= Short task =
Report, as a bare number, how many lines hold "Einrichtungen".

>>>

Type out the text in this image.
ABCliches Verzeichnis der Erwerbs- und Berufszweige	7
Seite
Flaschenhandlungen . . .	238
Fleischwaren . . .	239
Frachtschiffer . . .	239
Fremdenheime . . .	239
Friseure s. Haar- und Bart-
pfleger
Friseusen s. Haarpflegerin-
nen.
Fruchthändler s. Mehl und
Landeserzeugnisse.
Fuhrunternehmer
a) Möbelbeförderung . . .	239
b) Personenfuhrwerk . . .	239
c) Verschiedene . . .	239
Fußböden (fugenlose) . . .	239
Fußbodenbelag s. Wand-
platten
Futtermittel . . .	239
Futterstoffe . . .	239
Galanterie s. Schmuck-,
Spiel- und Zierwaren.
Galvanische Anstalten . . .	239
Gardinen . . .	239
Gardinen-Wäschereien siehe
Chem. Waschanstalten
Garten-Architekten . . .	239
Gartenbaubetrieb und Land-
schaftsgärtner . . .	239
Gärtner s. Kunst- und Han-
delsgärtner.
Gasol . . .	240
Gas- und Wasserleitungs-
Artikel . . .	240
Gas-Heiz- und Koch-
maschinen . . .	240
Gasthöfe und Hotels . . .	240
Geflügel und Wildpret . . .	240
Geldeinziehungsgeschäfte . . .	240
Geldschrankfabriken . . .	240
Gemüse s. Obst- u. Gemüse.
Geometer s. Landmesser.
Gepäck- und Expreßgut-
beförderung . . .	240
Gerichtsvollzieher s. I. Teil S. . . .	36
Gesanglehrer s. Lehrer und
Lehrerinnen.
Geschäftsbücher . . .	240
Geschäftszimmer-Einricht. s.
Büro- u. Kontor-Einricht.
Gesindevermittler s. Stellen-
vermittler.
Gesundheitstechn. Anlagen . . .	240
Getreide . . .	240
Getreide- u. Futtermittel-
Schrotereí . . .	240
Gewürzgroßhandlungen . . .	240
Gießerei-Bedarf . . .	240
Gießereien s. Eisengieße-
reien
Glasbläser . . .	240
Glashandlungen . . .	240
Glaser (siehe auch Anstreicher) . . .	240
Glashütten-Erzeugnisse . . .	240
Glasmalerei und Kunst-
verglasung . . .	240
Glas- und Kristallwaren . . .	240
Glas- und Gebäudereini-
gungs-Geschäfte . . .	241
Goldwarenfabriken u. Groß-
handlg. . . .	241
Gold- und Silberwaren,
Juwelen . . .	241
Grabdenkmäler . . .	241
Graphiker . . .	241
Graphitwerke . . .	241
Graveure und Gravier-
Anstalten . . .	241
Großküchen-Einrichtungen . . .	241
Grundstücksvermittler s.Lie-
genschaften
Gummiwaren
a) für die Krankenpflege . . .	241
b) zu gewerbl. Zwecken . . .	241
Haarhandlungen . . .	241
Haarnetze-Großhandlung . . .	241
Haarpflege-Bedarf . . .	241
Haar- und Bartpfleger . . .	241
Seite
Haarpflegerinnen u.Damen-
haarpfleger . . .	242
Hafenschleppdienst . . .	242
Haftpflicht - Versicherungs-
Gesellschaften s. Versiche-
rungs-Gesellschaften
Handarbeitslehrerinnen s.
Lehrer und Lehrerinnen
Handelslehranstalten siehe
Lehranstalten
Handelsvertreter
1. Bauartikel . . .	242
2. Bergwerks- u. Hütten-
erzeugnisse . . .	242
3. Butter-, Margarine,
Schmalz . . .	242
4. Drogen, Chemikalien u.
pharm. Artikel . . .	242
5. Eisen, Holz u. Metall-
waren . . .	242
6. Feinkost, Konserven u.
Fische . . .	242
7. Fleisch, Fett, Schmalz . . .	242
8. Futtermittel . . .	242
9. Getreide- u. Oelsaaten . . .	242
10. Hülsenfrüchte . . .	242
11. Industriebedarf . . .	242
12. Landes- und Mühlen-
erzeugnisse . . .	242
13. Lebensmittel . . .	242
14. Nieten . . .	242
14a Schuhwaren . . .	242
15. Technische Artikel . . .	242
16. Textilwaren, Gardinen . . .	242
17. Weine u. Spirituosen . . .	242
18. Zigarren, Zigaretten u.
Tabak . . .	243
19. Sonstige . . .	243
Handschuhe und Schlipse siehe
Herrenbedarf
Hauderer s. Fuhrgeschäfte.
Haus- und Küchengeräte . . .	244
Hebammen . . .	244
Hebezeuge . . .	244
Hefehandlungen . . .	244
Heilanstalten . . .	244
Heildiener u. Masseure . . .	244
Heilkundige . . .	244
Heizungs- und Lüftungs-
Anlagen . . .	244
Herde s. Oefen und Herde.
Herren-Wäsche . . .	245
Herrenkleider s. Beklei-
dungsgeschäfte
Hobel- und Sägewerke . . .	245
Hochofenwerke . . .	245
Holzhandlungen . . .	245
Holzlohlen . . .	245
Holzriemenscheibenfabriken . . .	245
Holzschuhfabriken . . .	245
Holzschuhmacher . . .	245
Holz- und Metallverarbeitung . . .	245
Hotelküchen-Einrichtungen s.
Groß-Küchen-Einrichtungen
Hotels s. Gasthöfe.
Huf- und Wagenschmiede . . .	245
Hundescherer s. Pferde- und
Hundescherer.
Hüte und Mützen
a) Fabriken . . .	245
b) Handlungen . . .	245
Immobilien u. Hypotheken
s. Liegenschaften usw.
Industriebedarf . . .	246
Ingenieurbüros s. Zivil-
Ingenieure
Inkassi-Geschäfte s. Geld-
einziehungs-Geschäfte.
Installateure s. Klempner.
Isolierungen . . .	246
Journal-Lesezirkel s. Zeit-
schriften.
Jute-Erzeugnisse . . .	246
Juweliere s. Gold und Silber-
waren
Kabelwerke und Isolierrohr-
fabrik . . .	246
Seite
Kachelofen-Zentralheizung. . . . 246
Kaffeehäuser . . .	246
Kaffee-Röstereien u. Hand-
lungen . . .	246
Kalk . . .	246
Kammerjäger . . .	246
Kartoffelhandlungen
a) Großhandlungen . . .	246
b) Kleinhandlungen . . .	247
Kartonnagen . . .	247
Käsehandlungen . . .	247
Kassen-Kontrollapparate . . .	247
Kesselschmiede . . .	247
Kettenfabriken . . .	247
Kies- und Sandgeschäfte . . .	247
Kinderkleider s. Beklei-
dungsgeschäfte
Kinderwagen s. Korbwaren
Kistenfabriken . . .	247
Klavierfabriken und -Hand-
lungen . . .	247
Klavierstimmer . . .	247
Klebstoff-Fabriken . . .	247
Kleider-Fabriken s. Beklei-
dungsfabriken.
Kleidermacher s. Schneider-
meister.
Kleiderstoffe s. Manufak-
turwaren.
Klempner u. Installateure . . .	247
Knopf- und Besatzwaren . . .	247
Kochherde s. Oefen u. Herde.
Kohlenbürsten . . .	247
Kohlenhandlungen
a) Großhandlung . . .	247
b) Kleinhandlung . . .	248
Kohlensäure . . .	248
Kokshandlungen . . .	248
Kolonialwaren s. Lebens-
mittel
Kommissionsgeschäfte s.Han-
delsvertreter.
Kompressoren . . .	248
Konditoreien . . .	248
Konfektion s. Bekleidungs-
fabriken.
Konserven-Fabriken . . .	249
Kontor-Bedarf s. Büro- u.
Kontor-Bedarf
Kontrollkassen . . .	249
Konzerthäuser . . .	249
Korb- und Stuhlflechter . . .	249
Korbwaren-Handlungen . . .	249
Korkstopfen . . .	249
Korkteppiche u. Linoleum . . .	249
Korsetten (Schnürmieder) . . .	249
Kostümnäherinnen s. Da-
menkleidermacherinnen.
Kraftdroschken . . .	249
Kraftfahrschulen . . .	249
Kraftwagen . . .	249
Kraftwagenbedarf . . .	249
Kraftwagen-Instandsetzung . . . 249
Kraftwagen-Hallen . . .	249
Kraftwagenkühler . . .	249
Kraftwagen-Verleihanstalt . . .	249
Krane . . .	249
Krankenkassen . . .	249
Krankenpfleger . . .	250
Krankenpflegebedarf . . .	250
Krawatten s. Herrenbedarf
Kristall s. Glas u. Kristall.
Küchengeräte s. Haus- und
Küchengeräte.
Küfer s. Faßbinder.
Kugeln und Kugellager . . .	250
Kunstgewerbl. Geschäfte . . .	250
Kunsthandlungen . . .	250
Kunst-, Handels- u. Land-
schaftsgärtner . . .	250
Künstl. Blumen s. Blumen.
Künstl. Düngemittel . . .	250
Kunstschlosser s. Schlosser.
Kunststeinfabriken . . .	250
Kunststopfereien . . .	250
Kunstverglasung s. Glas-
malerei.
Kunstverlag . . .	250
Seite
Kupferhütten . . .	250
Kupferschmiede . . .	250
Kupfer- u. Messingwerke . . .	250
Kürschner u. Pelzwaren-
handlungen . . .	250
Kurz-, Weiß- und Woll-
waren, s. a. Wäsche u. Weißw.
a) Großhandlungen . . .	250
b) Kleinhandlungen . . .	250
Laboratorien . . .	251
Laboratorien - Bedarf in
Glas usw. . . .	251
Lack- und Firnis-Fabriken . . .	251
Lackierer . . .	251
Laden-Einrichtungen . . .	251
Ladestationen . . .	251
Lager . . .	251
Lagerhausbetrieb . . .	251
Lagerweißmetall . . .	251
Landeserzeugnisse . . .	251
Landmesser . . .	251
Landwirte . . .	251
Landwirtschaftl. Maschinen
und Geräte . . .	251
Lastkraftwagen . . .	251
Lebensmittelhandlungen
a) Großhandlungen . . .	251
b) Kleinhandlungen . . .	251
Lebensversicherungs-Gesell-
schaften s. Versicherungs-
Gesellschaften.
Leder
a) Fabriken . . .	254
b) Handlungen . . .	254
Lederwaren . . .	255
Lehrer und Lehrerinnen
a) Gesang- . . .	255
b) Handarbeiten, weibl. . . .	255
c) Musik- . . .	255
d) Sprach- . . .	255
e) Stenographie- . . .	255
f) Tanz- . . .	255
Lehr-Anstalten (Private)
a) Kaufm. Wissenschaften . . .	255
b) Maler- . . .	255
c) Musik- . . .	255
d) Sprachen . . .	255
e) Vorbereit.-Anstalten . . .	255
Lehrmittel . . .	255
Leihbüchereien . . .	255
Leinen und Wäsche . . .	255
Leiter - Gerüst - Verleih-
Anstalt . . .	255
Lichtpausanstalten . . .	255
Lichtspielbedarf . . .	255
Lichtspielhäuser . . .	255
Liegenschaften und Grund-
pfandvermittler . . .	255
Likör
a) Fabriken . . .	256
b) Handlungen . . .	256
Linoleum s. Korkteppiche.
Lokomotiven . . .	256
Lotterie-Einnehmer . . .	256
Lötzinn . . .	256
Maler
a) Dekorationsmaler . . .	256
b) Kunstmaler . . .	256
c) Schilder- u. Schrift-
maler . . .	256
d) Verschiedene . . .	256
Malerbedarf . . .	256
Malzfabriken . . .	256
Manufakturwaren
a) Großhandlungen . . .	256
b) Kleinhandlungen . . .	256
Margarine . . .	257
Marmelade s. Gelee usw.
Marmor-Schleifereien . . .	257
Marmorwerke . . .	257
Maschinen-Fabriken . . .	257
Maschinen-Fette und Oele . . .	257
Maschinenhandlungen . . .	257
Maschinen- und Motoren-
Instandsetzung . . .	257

<<<

= Task result =
4